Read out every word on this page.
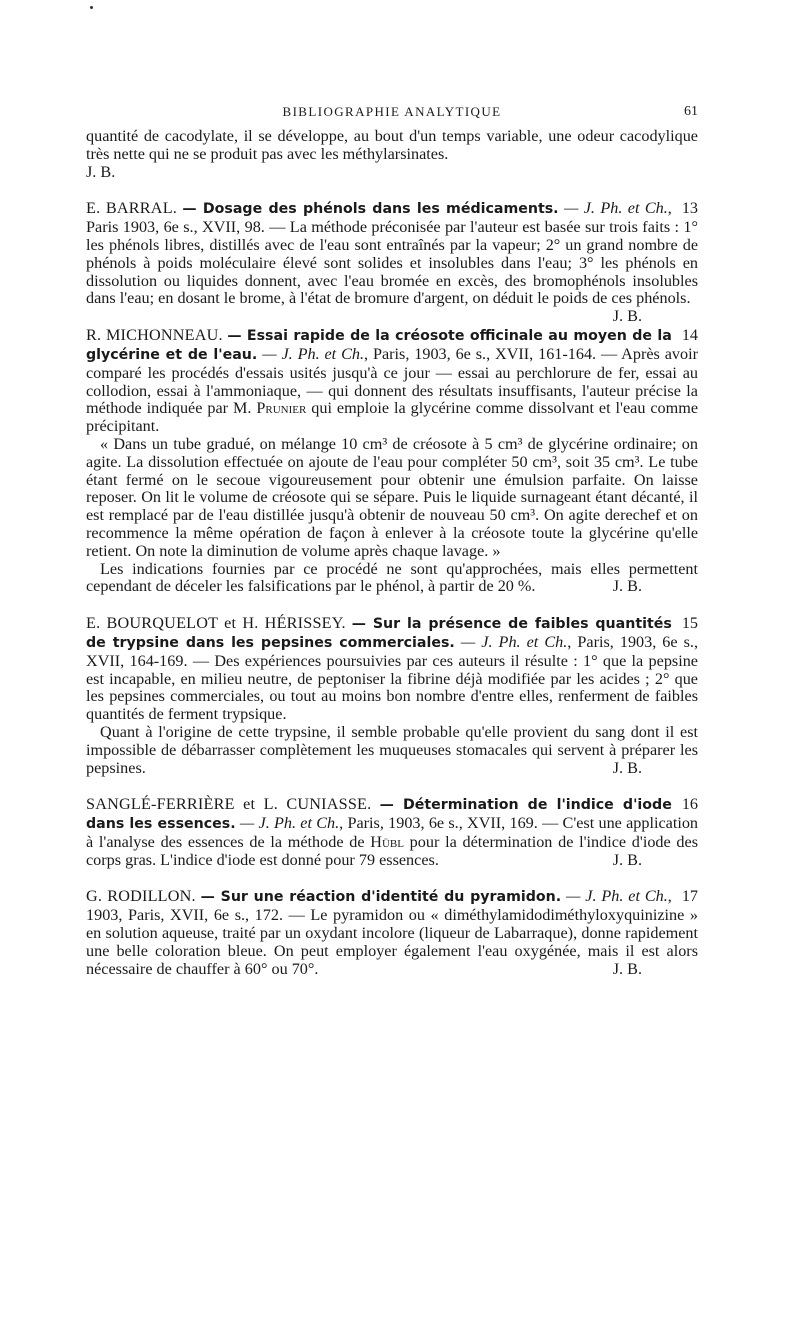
BIBLIOGRAPHIE ANALYTIQUE	61

quantité de cacodylate, il se développe, au bout d'un temps variable, une odeur cacodylique très nette qui ne se produit pas avec les méthylarsinates.

J. B.

13
E. BARRAL. — Dosage des phénols dans les médicaments. — J. Ph. et Ch., Paris 1903, 6e s., XVII, 98. — La méthode préconisée par l'auteur est basée sur trois faits : 1° les phénols libres, distillés avec de l'eau sont entraînés par la vapeur; 2° un grand nombre de phénols à poids moléculaire élevé sont solides et insolubles dans l'eau; 3° les phénols en dissolution ou liquides donnent, avec l'eau bromée en excès, des bromophénols insolubles dans l'eau; en dosant le brome, à l'état de bromure d'argent, on déduit le poids de ces phénols.
J. B.

14
R. MICHONNEAU. — Essai rapide de la créosote officinale au moyen de la glycérine et de l'eau. — J. Ph. et Ch., Paris, 1903, 6e s., XVII, 161-164. — Après avoir comparé les procédés d'essais usités jusqu'à ce jour — essai au perchlorure de fer, essai au collodion, essai à l'ammoniaque, — qui donnent des résultats insuffisants, l'auteur précise la méthode indiquée par M. Prunier qui emploie la glycérine comme dissolvant et l'eau comme précipitant.

« Dans un tube gradué, on mélange 10 cm³ de créosote à 5 cm³ de glycérine ordinaire; on agite. La dissolution effectuée on ajoute de l'eau pour compléter 50 cm³, soit 35 cm³. Le tube étant fermé on le secoue vigoureusement pour obtenir une émulsion parfaite. On laisse reposer. On lit le volume de créosote qui se sépare. Puis le liquide surnageant étant décanté, il est remplacé par de l'eau distillée jusqu'à obtenir de nouveau 50 cm³. On agite derechef et on recommence la même opération de façon à enlever à la créosote toute la glycérine qu'elle retient. On note la diminution de volume après chaque lavage. »

Les indications fournies par ce procédé ne sont qu'approchées, mais elles permettent cependant de déceler les falsifications par le phénol, à partir de 20 %.	J. B.

15
E. BOURQUELOT et H. HÉRISSEY. — Sur la présence de faibles quantités de trypsine dans les pepsines commerciales. — J. Ph. et Ch., Paris, 1903, 6e s., XVII, 164-169. — Des expériences poursuivies par ces auteurs il résulte : 1° que la pepsine est incapable, en milieu neutre, de peptoniser la fibrine déjà modifiée par les acides ; 2° que les pepsines commerciales, ou tout au moins bon nombre d'entre elles, renferment de faibles quantités de ferment trypsique.

Quant à l'origine de cette trypsine, il semble probable qu'elle provient du sang dont il est impossible de débarrasser complètement les muqueuses stomacales qui servent à préparer les pepsines.	J. B.

16
SANGLÉ-FERRIÈRE et L. CUNIASSE. — Détermination de l'indice d'iode dans les essences. — J. Ph. et Ch., Paris, 1903, 6e s., XVII, 169. — C'est une application à l'analyse des essences de la méthode de Hübl pour la détermination de l'indice d'iode des corps gras. L'indice d'iode est donné pour 79 essences.	J. B.

17
G. RODILLON. — Sur une réaction d'identité du pyramidon. — J. Ph. et Ch., 1903, Paris, XVII, 6e s., 172. — Le pyramidon ou « diméthylamidodiméthyloxyquinizine » en solution aqueuse, traité par un oxydant incolore (liqueur de Labarraque), donne rapidement une belle coloration bleue. On peut employer également l'eau oxygénée, mais il est alors nécessaire de chauffer à 60° ou 70°.	J. B.
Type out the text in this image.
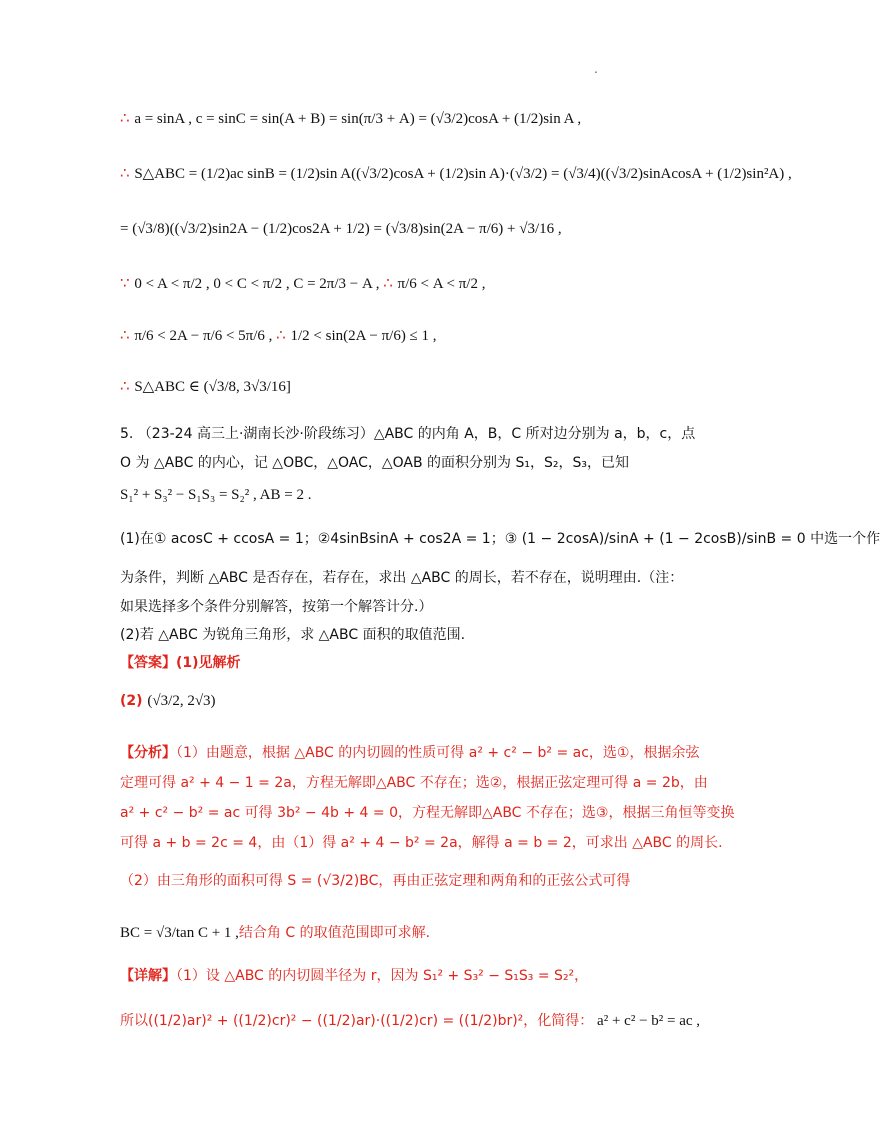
.
∴ a = sinA , c = sinC = sin(A + B) = sin(π/3 + A) = (√3/2)cosA + (1/2)sin A ,
∴ S△ABC = (1/2)ac sinB = (1/2)sin A((√3/2)cosA + (1/2)sin A)·(√3/2) = (√3/4)((√3/2)sinAcosA + (1/2)sin²A) ,
= (√3/8)((√3/2)sin2A − (1/2)cos2A + 1/2) = (√3/8)sin(2A − π/6) + √3/16 ,
∵ 0 < A < π/2 , 0 < C < π/2 , C = 2π/3 − A , ∴ π/6 < A < π/2 ,
∴ π/6 < 2A − π/6 < 5π/6 , ∴ 1/2 < sin(2A − π/6) ≤ 1 ,
∴ S△ABC ∈ (√3/8, 3√3/16]
5. （23-24 高三上·湖南长沙·阶段练习）△ABC 的内角 A，B，C 所对边分别为 a，b，c，点
O 为 △ABC 的内心，记 △OBC，△OAC，△OAB 的面积分别为 S₁，S₂，S₃，已知
S₁² + S₃² − S₁S₃ = S₂² , AB = 2 .
(1)在① acosC + ccosA = 1；②4sinBsinA + cos2A = 1；③ (1 − 2cosA)/sinA + (1 − 2cosB)/sinB = 0 中选一个作
为条件，判断 △ABC 是否存在，若存在，求出 △ABC 的周长，若不存在，说明理由.（注：
如果选择多个条件分别解答，按第一个解答计分.）
(2)若 △ABC 为锐角三角形，求 △ABC 面积的取值范围.
【答案】(1)见解析
(2) (√3/2, 2√3)
【分析】（1）由题意，根据 △ABC 的内切圆的性质可得 a² + c² − b² = ac，选①，根据余弦
定理可得 a² + 4 − 1 = 2a，方程无解即△ABC 不存在；选②，根据正弦定理可得 a = 2b，由
a² + c² − b² = ac 可得 3b² − 4b + 4 = 0，方程无解即△ABC 不存在；选③，根据三角恒等变换
可得 a + b = 2c = 4，由（1）得 a² + 4 − b² = 2a，解得 a = b = 2，可求出 △ABC 的周长.
（2）由三角形的面积可得 S = (√3/2)BC，再由正弦定理和两角和的正弦公式可得
BC = √3/tan C + 1 ,结合角 C 的取值范围即可求解.
【详解】（1）设 △ABC 的内切圆半径为 r，因为 S₁² + S₃² − S₁S₃ = S₂²，
所以((1/2)ar)² + ((1/2)cr)² − ((1/2)ar)·((1/2)cr) = ((1/2)br)²，化简得： a² + c² − b² = ac ,
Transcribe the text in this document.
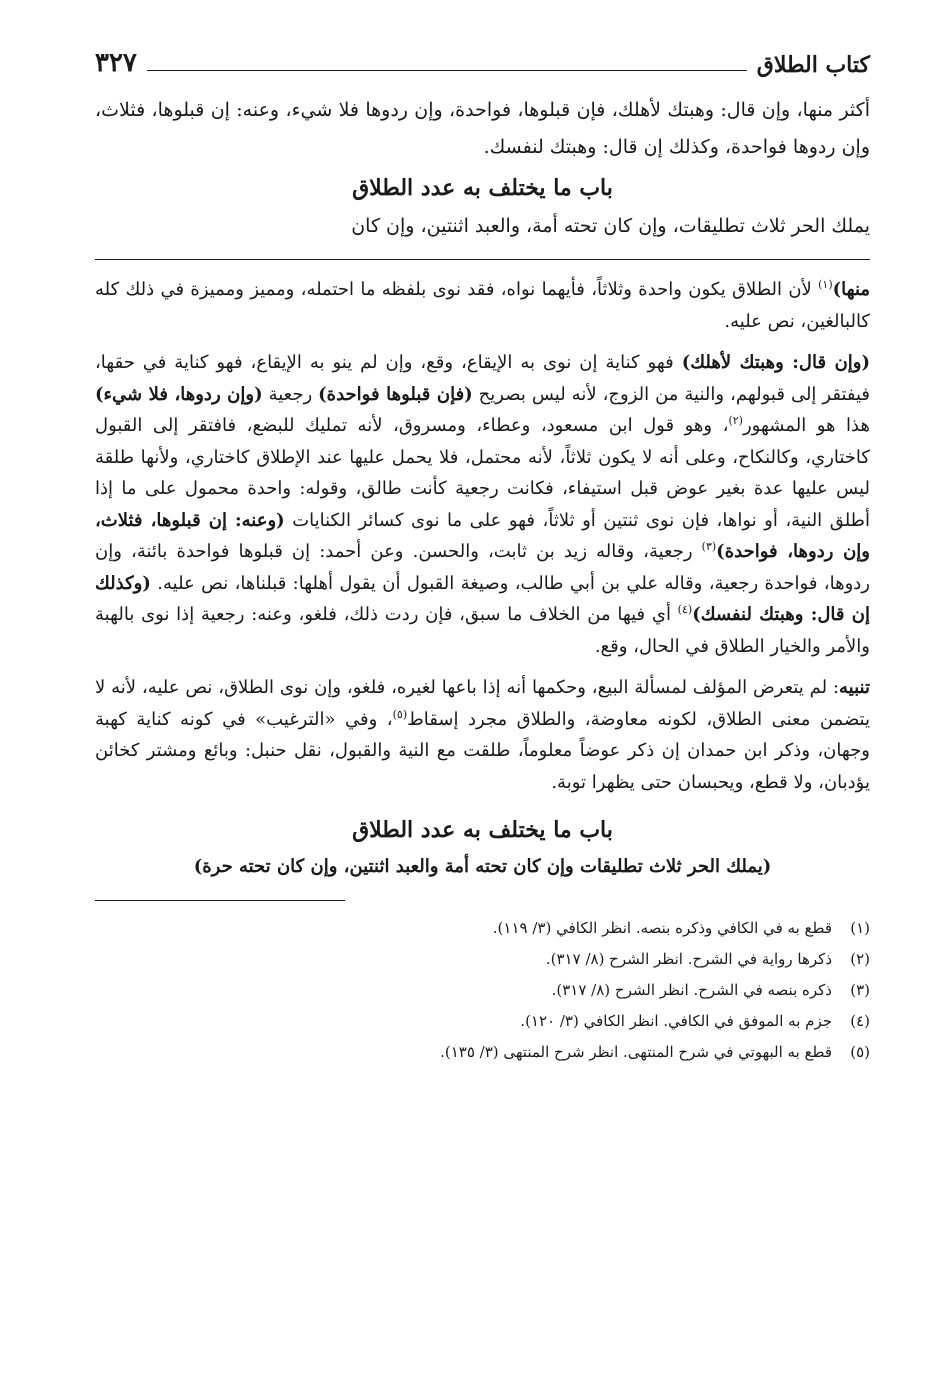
كتاب الطلاق
٣٢٧

أكثر منها، وإن قال: وهبتك لأهلك، فإن قبلوها، فواحدة، وإن ردوها فلا شيء، وعنه: إن قبلوها، فثلاث، وإن ردوها فواحدة، وكذلك إن قال: وهبتك لنفسك.

باب ما يختلف به عدد الطلاق

يملك الحر ثلاث تطليقات، وإن كان تحته أمة، والعبد اثنتين، وإن كان

منها)$^{(١)}$ لأن الطلاق يكون واحدة وثلاثاً، فأيهما نواه، فقد نوى بلفظه ما احتمله، ومميز ومميزة في ذلك كله كالبالغين، نص عليه.

(وإن قال: وهبتك لأهلك) فهو كناية إن نوى به الإيقاع، وقع، وإن لم ينو به الإيقاع، فهو كناية في حقها، فيفتقر إلى قبولهم، والنية من الزوج، لأنه ليس بصريح (فإن قبلوها فواحدة) رجعية (وإن ردوها، فلا شيء) هذا هو المشهور$^{(٢)}$، وهو قول ابن مسعود، وعطاء، ومسروق، لأنه تمليك للبضع، فافتقر إلى القبول كاختاري، وكالنكاح، وعلى أنه لا يكون ثلاثاً، لأنه محتمل، فلا يحمل عليها عند الإطلاق كاختاري، ولأنها طلقة ليس عليها عدة بغير عوض قبل استيفاء، فكانت رجعية كأنت طالق، وقوله: واحدة محمول على ما إذا أطلق النية، أو نواها، فإن نوى ثنتين أو ثلاثاً، فهو على ما نوى كسائر الكنايات (وعنه: إن قبلوها، فثلاث، وإن ردوها، فواحدة)$^{(٣)}$ رجعية، وقاله زيد بن ثابت، والحسن. وعن أحمد: إن قبلوها فواحدة بائنة، وإن ردوها، فواحدة رجعية، وقاله علي بن أبي طالب، وصيغة القبول أن يقول أهلها: قبلناها، نص عليه. (وكذلك إن قال: وهبتك لنفسك)$^{(٤)}$ أي فيها من الخلاف ما سبق، فإن ردت ذلك، فلغو، وعنه: رجعية إذا نوى بالهبة والأمر والخيار الطلاق في الحال، وقع.

تنبيه: لم يتعرض المؤلف لمسألة البيع، وحكمها أنه إذا باعها لغيره، فلغو، وإن نوى الطلاق، نص عليه، لأنه لا يتضمن معنى الطلاق، لكونه معاوضة، والطلاق مجرد إسقاط$^{(٥)}$، وفي «الترغيب» في كونه كناية كهبة وجهان، وذكر ابن حمدان إن ذكر عوضاً معلوماً، طلقت مع النية والقبول، نقل حنبل: وبائع ومشتر كخائن يؤدبان، ولا قطع، ويحبسان حتى يظهرا توبة.

باب ما يختلف به عدد الطلاق
(يملك الحر ثلاث تطليقات وإن كان تحته أمة والعبد اثنتين، وإن كان تحته حرة)
(١)
قطع به في الكافي وذكره بنصه. انظر الكافي (٣/ ١١٩).
(٢)
ذكرها رواية في الشرح. انظر الشرح (٨/ ٣١٧).
(٣)
ذكره بنصه في الشرح. انظر الشرح (٨/ ٣١٧).
(٤)
جزم به الموفق في الكافي. انظر الكافي (٣/ ١٢٠).
(٥)
قطع به البهوتي في شرح المنتهى. انظر شرح المنتهى (٣/ ١٣٥).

* **GIVEN EXERCISE**: Gather all lines of the records that include the word "mais".

* **PROBLEM SOLUTION**:
Les indications fournies par ce procédé ne sont qu'approchées, mais elles permettent cependant de déceler les falsifications par le phénol, à partir de 20 %.	J. B.
G. RODILLON. — Sur une réaction d'identité du pyramidon. — J. Ph. et Ch., 1903, Paris, XVII, 6e s., 172. — Le pyramidon ou « diméthylamidodiméthyloxyquinizine » en solution aqueuse, traité par un oxydant incolore (liqueur de Labarraque), donne rapidement une belle coloration bleue. On peut employer également l'eau oxygénée, mais il est alors nécessaire de chauffer à 60° ou 70°.	J. B.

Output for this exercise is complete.